### RECORDS PROVIDED

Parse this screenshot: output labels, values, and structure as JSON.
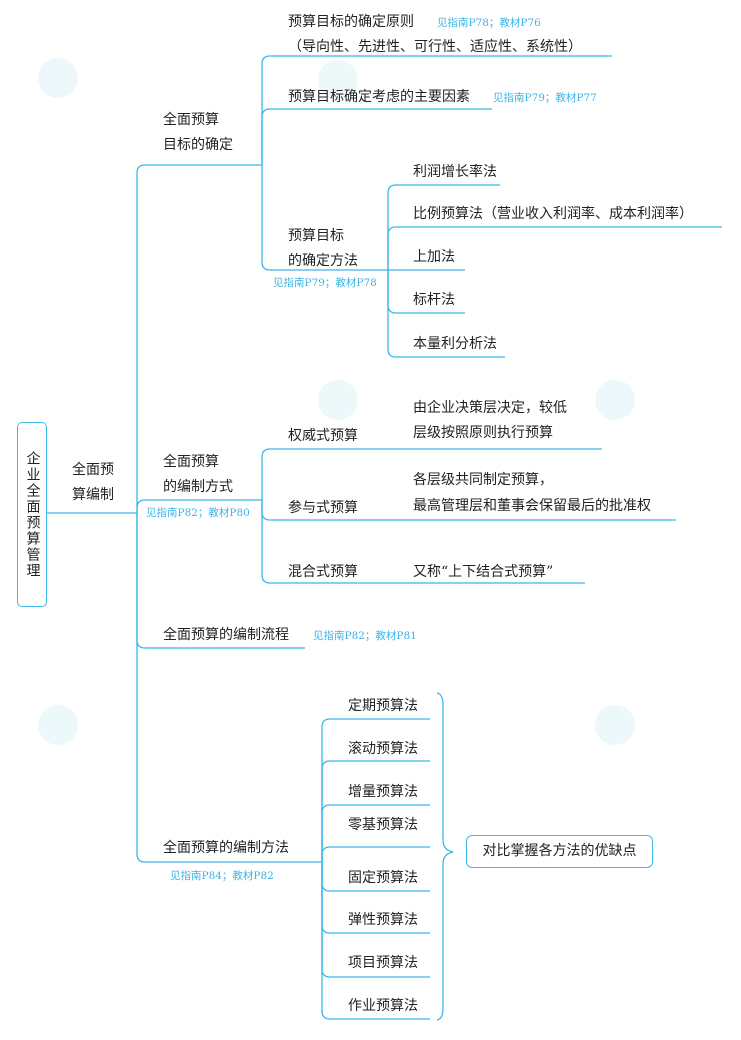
{
  "root": "企业全面预算管理",
  "level1": "全面预算编制",
  "branches": {
    "goal": {
      "title_line1": "全面预算",
      "title_line2": "目标的确定",
      "principle": {
        "line1": "预算目标的确定原则",
        "line2": "（导向性、先进性、可行性、适应性、系统性）",
        "ref": "见指南P78；教材P76"
      },
      "factors": {
        "label": "预算目标确定考虑的主要因素",
        "ref": "见指南P79；教材P77"
      },
      "methods": {
        "line1": "预算目标",
        "line2": "的确定方法",
        "ref": "见指南P79；教材P78",
        "items": [
          "利润增长率法",
          "比例预算法（营业收入利润率、成本利润率）",
          "上加法",
          "标杆法",
          "本量利分析法"
        ]
      }
    },
    "mode": {
      "title_line1": "全面预算",
      "title_line2": "的编制方式",
      "ref": "见指南P82；教材P80",
      "items": [
        {
          "label": "权威式预算",
          "desc1": "由企业决策层决定，较低",
          "desc2": "层级按照原则执行预算"
        },
        {
          "label": "参与式预算",
          "desc1": "各层级共同制定预算，",
          "desc2": "最高管理层和董事会保留最后的批准权"
        },
        {
          "label": "混合式预算",
          "desc1": "又称“上下结合式预算”"
        }
      ]
    },
    "process": {
      "title": "全面预算的编制流程",
      "ref": "见指南P82；教材P81"
    },
    "methods": {
      "title": "全面预算的编制方法",
      "ref": "见指南P84；教材P82",
      "items": [
        "定期预算法",
        "滚动预算法",
        "增量预算法",
        "零基预算法",
        "固定预算法",
        "弹性预算法",
        "项目预算法",
        "作业预算法"
      ],
      "summary": "对比掌握各方法的优缺点"
    }
  },
  "colors": {
    "line": "#3cb8e8",
    "ref": "#3cb4e6"
  }
}
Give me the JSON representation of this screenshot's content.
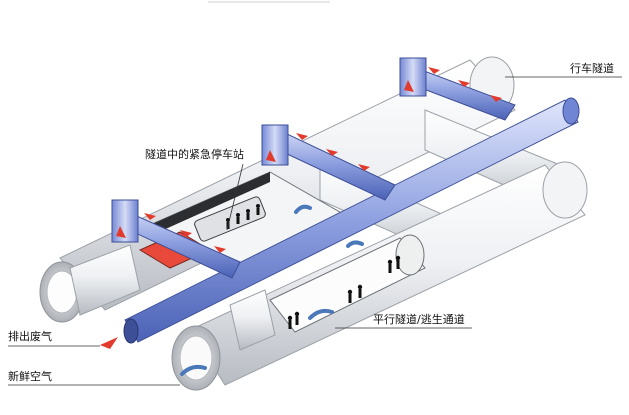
{
  "labels": {
    "running_tunnel": "行车隧道",
    "emergency_station": "隧道中的紧急停车站",
    "parallel_tunnel": "平行隧道/逃生通道",
    "exhaust_out": "排出废气",
    "fresh_air": "新鲜空气"
  },
  "colors": {
    "tunnel_body": "#e9ebef",
    "tunnel_shadow": "#b9bdc4",
    "duct_blue": "#5d74c8",
    "duct_light": "#c9d2f2",
    "arrow_red": "#e23b2e",
    "arrow_blue": "#4a78b8",
    "platform_red": "#e8493a"
  }
}
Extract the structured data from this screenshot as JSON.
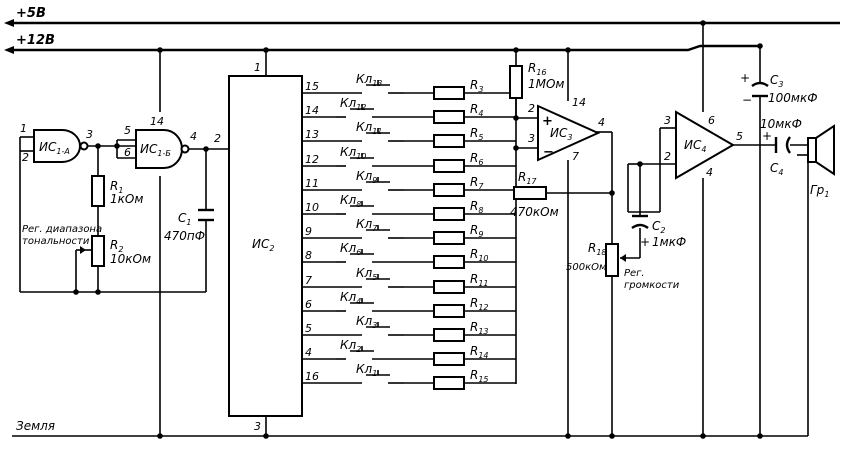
{
  "rails": {
    "v5": "+5В",
    "v12": "+12В",
    "ground": "Земля"
  },
  "gates": {
    "a": {
      "name": "ИС",
      "sub": "1-А",
      "pins": [
        "1",
        "2",
        "3"
      ]
    },
    "b": {
      "name": "ИС",
      "sub": "1-Б",
      "pins": [
        "5",
        "6",
        "14",
        "4"
      ]
    }
  },
  "ic2": {
    "name": "ИС",
    "sub": "2",
    "pin_top": "1",
    "pin_left": "2",
    "pin_bottom": "3",
    "outputs": [
      "15",
      "14",
      "13",
      "12",
      "11",
      "10",
      "9",
      "8",
      "7",
      "6",
      "5",
      "4",
      "16"
    ]
  },
  "keys": [
    {
      "name": "Кл",
      "sub": "13"
    },
    {
      "name": "Кл",
      "sub": "12"
    },
    {
      "name": "Кл",
      "sub": "11"
    },
    {
      "name": "Кл",
      "sub": "10"
    },
    {
      "name": "Кл",
      "sub": "9"
    },
    {
      "name": "Кл",
      "sub": "8"
    },
    {
      "name": "Кл",
      "sub": "7"
    },
    {
      "name": "Кл",
      "sub": "6"
    },
    {
      "name": "Кл",
      "sub": "5"
    },
    {
      "name": "Кл",
      "sub": "4"
    },
    {
      "name": "Кл",
      "sub": "3"
    },
    {
      "name": "Кл",
      "sub": "2"
    },
    {
      "name": "Кл",
      "sub": "1"
    }
  ],
  "resistors": [
    {
      "name": "R",
      "sub": "3"
    },
    {
      "name": "R",
      "sub": "4"
    },
    {
      "name": "R",
      "sub": "5"
    },
    {
      "name": "R",
      "sub": "6"
    },
    {
      "name": "R",
      "sub": "7"
    },
    {
      "name": "R",
      "sub": "8"
    },
    {
      "name": "R",
      "sub": "9"
    },
    {
      "name": "R",
      "sub": "10"
    },
    {
      "name": "R",
      "sub": "11"
    },
    {
      "name": "R",
      "sub": "12"
    },
    {
      "name": "R",
      "sub": "13"
    },
    {
      "name": "R",
      "sub": "14"
    },
    {
      "name": "R",
      "sub": "15"
    }
  ],
  "r1": {
    "name": "R",
    "sub": "1",
    "value": "1кОм"
  },
  "r2": {
    "name": "R",
    "sub": "2",
    "value": "10кОм",
    "caption": [
      "Рег. диапазона",
      "тональности"
    ]
  },
  "c1": {
    "name": "C",
    "sub": "1",
    "value": "470пФ"
  },
  "ic3": {
    "name": "ИС",
    "sub": "3",
    "pins": [
      "2",
      "14",
      "3",
      "4",
      "7"
    ],
    "plus": "+",
    "minus": "−"
  },
  "r16": {
    "name": "R",
    "sub": "16",
    "value": "1МОм"
  },
  "r17": {
    "name": "R",
    "sub": "17",
    "value": "470кОм"
  },
  "r18": {
    "name": "R",
    "sub": "18",
    "value": "500кОм",
    "caption": [
      "Рег.",
      "громкости"
    ]
  },
  "c2": {
    "name": "C",
    "sub": "2",
    "value": "1мкФ"
  },
  "ic4": {
    "name": "ИС",
    "sub": "4",
    "pins": [
      "3",
      "2",
      "6",
      "5",
      "4"
    ]
  },
  "c3": {
    "name": "C",
    "sub": "3",
    "value": "100мкФ"
  },
  "c4": {
    "name": "C",
    "sub": "4",
    "value": "10мкФ"
  },
  "speaker": {
    "name": "Гр",
    "sub": "1"
  }
}
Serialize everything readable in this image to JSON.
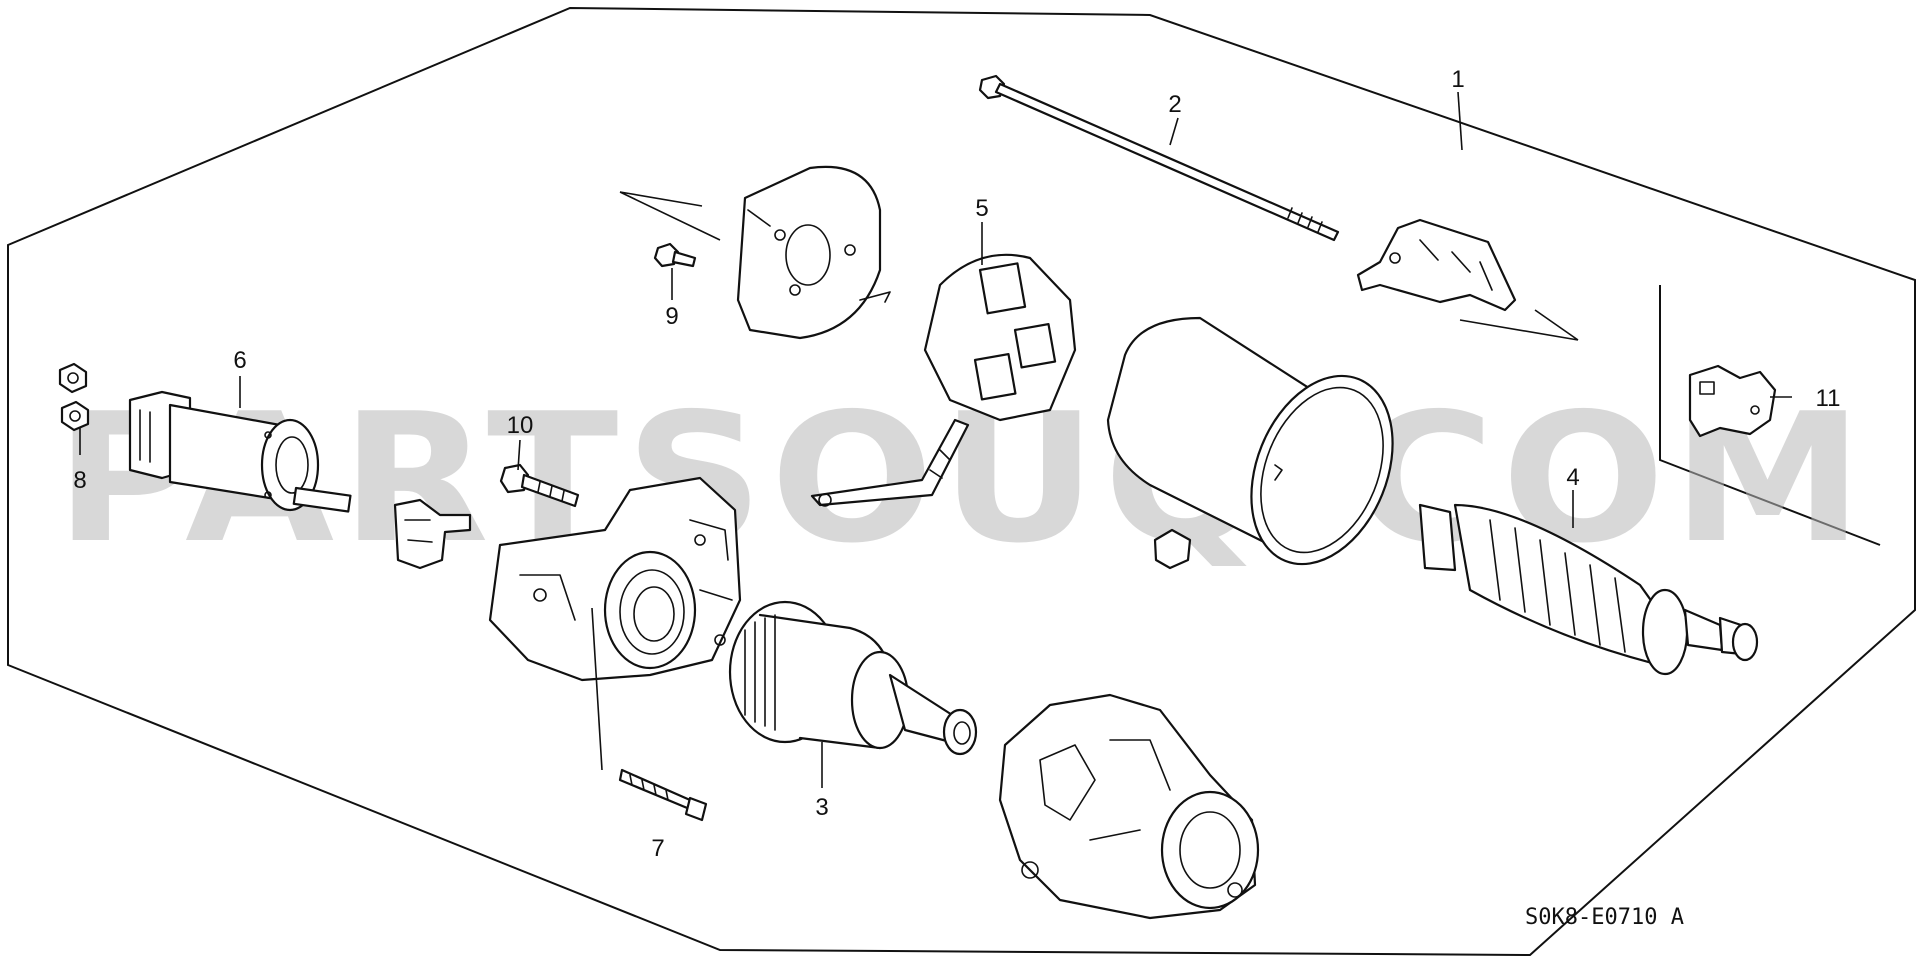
{
  "watermark": "PARTSOUQ.COM",
  "diagram_code": "S0K8-E0710 A",
  "callouts": {
    "c1": "1",
    "c2": "2",
    "c3": "3",
    "c4": "4",
    "c5": "5",
    "c6": "6",
    "c7": "7",
    "c8": "8",
    "c9": "9",
    "c10": "10",
    "c11": "11"
  }
}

### BRIEF
Leaving aside the images, write out the entries above word for word.

### RESULT FOR THIS EXERCISE
Parse this screenshot: output labels, values, and structure as JSON.
{
  "root": "企业全面预算管理",
  "level1": "全面预算编制",
  "branches": {
    "goal": {
      "title_line1": "全面预算",
      "title_line2": "目标的确定",
      "principle": {
        "line1": "预算目标的确定原则",
        "line2": "（导向性、先进性、可行性、适应性、系统性）",
        "ref": "见指南P78；教材P76"
      },
      "factors": {
        "label": "预算目标确定考虑的主要因素",
        "ref": "见指南P79；教材P77"
      },
      "methods": {
        "line1": "预算目标",
        "line2": "的确定方法",
        "ref": "见指南P79；教材P78",
        "items": [
          "利润增长率法",
          "比例预算法（营业收入利润率、成本利润率）",
          "上加法",
          "标杆法",
          "本量利分析法"
        ]
      }
    },
    "mode": {
      "title_line1": "全面预算",
      "title_line2": "的编制方式",
      "ref": "见指南P82；教材P80",
      "items": [
        {
          "label": "权威式预算",
          "desc1": "由企业决策层决定，较低",
          "desc2": "层级按照原则执行预算"
        },
        {
          "label": "参与式预算",
          "desc1": "各层级共同制定预算，",
          "desc2": "最高管理层和董事会保留最后的批准权"
        },
        {
          "label": "混合式预算",
          "desc1": "又称“上下结合式预算”"
        }
      ]
    },
    "process": {
      "title": "全面预算的编制流程",
      "ref": "见指南P82；教材P81"
    },
    "methods": {
      "title": "全面预算的编制方法",
      "ref": "见指南P84；教材P82",
      "items": [
        "定期预算法",
        "滚动预算法",
        "增量预算法",
        "零基预算法",
        "固定预算法",
        "弹性预算法",
        "项目预算法",
        "作业预算法"
      ],
      "summary": "对比掌握各方法的优缺点"
    }
  },
  "colors": {
    "line": "#3cb8e8",
    "ref": "#3cb4e6"
  }
}
Give me the JSON representation of this screenshot's content.
{
  "labels": {
    "running_tunnel": "行车隧道",
    "emergency_station": "隧道中的紧急停车站",
    "parallel_tunnel": "平行隧道/逃生通道",
    "exhaust_out": "排出废气",
    "fresh_air": "新鲜空气"
  },
  "colors": {
    "tunnel_body": "#e9ebef",
    "tunnel_shadow": "#b9bdc4",
    "duct_blue": "#5d74c8",
    "duct_light": "#c9d2f2",
    "arrow_red": "#e23b2e",
    "arrow_blue": "#4a78b8",
    "platform_red": "#e8493a"
  }
}
Extract the structured data from this screenshot as JSON.
{
  "rails": {
    "v5": "+5В",
    "v12": "+12В",
    "ground": "Земля"
  },
  "gates": {
    "a": {
      "name": "ИС",
      "sub": "1-А",
      "pins": [
        "1",
        "2",
        "3"
      ]
    },
    "b": {
      "name": "ИС",
      "sub": "1-Б",
      "pins": [
        "5",
        "6",
        "14",
        "4"
      ]
    }
  },
  "ic2": {
    "name": "ИС",
    "sub": "2",
    "pin_top": "1",
    "pin_left": "2",
    "pin_bottom": "3",
    "outputs": [
      "15",
      "14",
      "13",
      "12",
      "11",
      "10",
      "9",
      "8",
      "7",
      "6",
      "5",
      "4",
      "16"
    ]
  },
  "keys": [
    {
      "name": "Кл",
      "sub": "13"
    },
    {
      "name": "Кл",
      "sub": "12"
    },
    {
      "name": "Кл",
      "sub": "11"
    },
    {
      "name": "Кл",
      "sub": "10"
    },
    {
      "name": "Кл",
      "sub": "9"
    },
    {
      "name": "Кл",
      "sub": "8"
    },
    {
      "name": "Кл",
      "sub": "7"
    },
    {
      "name": "Кл",
      "sub": "6"
    },
    {
      "name": "Кл",
      "sub": "5"
    },
    {
      "name": "Кл",
      "sub": "4"
    },
    {
      "name": "Кл",
      "sub": "3"
    },
    {
      "name": "Кл",
      "sub": "2"
    },
    {
      "name": "Кл",
      "sub": "1"
    }
  ],
  "resistors": [
    {
      "name": "R",
      "sub": "3"
    },
    {
      "name": "R",
      "sub": "4"
    },
    {
      "name": "R",
      "sub": "5"
    },
    {
      "name": "R",
      "sub": "6"
    },
    {
      "name": "R",
      "sub": "7"
    },
    {
      "name": "R",
      "sub": "8"
    },
    {
      "name": "R",
      "sub": "9"
    },
    {
      "name": "R",
      "sub": "10"
    },
    {
      "name": "R",
      "sub": "11"
    },
    {
      "name": "R",
      "sub": "12"
    },
    {
      "name": "R",
      "sub": "13"
    },
    {
      "name": "R",
      "sub": "14"
    },
    {
      "name": "R",
      "sub": "15"
    }
  ],
  "r1": {
    "name": "R",
    "sub": "1",
    "value": "1кОм"
  },
  "r2": {
    "name": "R",
    "sub": "2",
    "value": "10кОм",
    "caption": [
      "Рег. диапазона",
      "тональности"
    ]
  },
  "c1": {
    "name": "C",
    "sub": "1",
    "value": "470пФ"
  },
  "ic3": {
    "name": "ИС",
    "sub": "3",
    "pins": [
      "2",
      "14",
      "3",
      "4",
      "7"
    ],
    "plus": "+",
    "minus": "−"
  },
  "r16": {
    "name": "R",
    "sub": "16",
    "value": "1МОм"
  },
  "r17": {
    "name": "R",
    "sub": "17",
    "value": "470кОм"
  },
  "r18": {
    "name": "R",
    "sub": "18",
    "value": "500кОм",
    "caption": [
      "Рег.",
      "громкости"
    ]
  },
  "c2": {
    "name": "C",
    "sub": "2",
    "value": "1мкФ"
  },
  "ic4": {
    "name": "ИС",
    "sub": "4",
    "pins": [
      "3",
      "2",
      "6",
      "5",
      "4"
    ]
  },
  "c3": {
    "name": "C",
    "sub": "3",
    "value": "100мкФ"
  },
  "c4": {
    "name": "C",
    "sub": "4",
    "value": "10мкФ"
  },
  "speaker": {
    "name": "Гр",
    "sub": "1"
  }
}
Serialize everything readable in this image to JSON.
{
  "watermark": "PARTSOUQ.COM",
  "diagram_code": "S0K8-E0710 A",
  "callouts": {
    "c1": "1",
    "c2": "2",
    "c3": "3",
    "c4": "4",
    "c5": "5",
    "c6": "6",
    "c7": "7",
    "c8": "8",
    "c9": "9",
    "c10": "10",
    "c11": "11"
  }
}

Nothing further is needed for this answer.